Goal:
Return each line of the records holding the string "に比例し".

Material for this task:
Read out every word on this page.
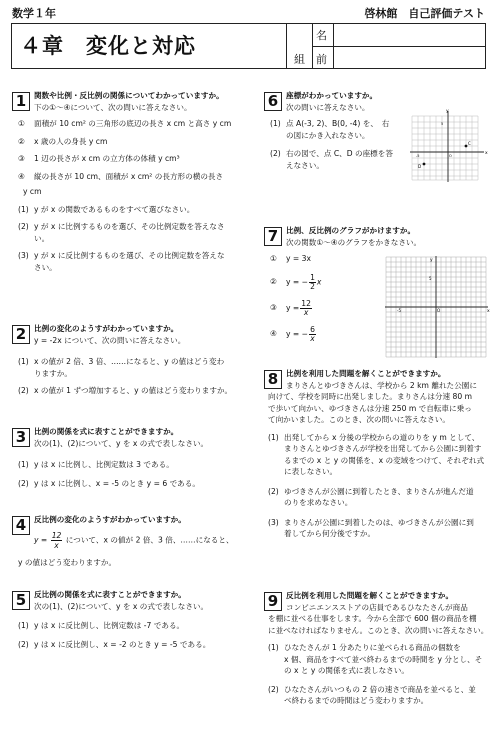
数学１年	啓林館　自己評価テスト
４章　変化と対応
組
名
前
1	関数や比例・反比例の関係についてわかっていますか。

下の①～④について、次の問いに答えなさい。

① 面積が 10 cm² の三角形の底辺の長さ x cm と高さ y cm

② x 歳の人の身長 y cm

③ 1 辺の長さが x cm の立方体の体積 y cm³

④ 縦の長さが 10 cm、面積が x cm² の長方形の横の長さ

y cm

(1) y が x の関数であるものをすべて選びなさい。

(2) y が x に比例するものを選び、その比例定数を答えなさ

い。

(3) y が x に反比例するものを選び、その比例定数を答えな

さい。

2	比例の変化のようすがわかっていますか。

y = -2x について、次の問いに答えなさい。

(1) x の値が 2 倍、3 倍、……になると、y の値はどう変わ

りますか。

(2) x の値が 1 ずつ増加すると、y の値はどう変わりますか。

3	比例の関係を式に表すことができますか。

次の(1)、(2)について、y を x の式で表しなさい。

(1) y は x に比例し、比例定数は 3 である。

(2) y は x に比例し、x = -5 のとき y = 6 である。

4	反比例の変化のようすがわかっていますか。

$y = \frac{12}{x}$ について、x の値が 2 倍、3 倍、……になると、

y の値はどう変わりますか。

5	反比例の関係を式に表すことができますか。

次の(1)、(2)について、y を x の式で表しなさい。

(1) y は x に反比例し、比例定数は -7 である。

(2) y は x に反比例し、x = -2 のとき y = -5 である。

6	座標がわかっていますか。

次の問いに答えなさい。

(1) 点 A(-3, 2)、B(0, -4) を、　右

の図にかき入れなさい。

(2) 右の図で、点 C、D の座標を答

えなさい。

x
y
O
5
-5
C
D
7	比例、反比例のグラフがかけますか。

次の関数①～④のグラフをかきなさい。

① y = 3x

② y = − $\frac{1}{2}$ x

③ $y = \frac{12}{x}$

④ y = − $\frac{6}{x}$

x
y
O
5
-5
8	比例を利用した問題を解くことができますか。

まりさんとゆづきさんは、学校から 2 km 離れた公園に

向けて、学校を同時に出発しました。まりさんは分速 80 m

で歩いて向かい、ゆづきさんは分速 250 m で自転車に乗っ

て向かいました。このとき、次の問いに答えなさい。

(1) 出発してから x 分後の学校からの道のりを y m として、

まりさんとゆづきさんが学校を出発してから公園に到着す

るまでの x と y の関係を、x の変域をつけて、それぞれ式

に表しなさい。

(2) ゆづきさんが公園に到着したとき、まりさんが進んだ道

のりを求めなさい。

(3) まりさんが公園に到着したのは、ゆづきさんが公園に到

着してから何分後ですか。

9	反比例を利用した問題を解くことができますか。

コンビニエンスストアの店員であるひなたさんが商品

を棚に並べる仕事をします。今から全部で 600 個の商品を棚

に並べなければなりません。このとき、次の問いに答えなさい。

(1) ひなたさんが 1 分あたりに並べられる商品の個数を

x 個、商品をすべて並べ終わるまでの時間を y 分とし、そ

の x と y の関係を式に表しなさい。

(2) ひなたさんがいつもの 2 倍の速さで商品を並べると、並

べ終わるまでの時間はどう変わりますか。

Output below:
(1) y は x に比例し、比例定数は 3 である。
(2) y は x に比例し、x = -5 のとき y = 6 である。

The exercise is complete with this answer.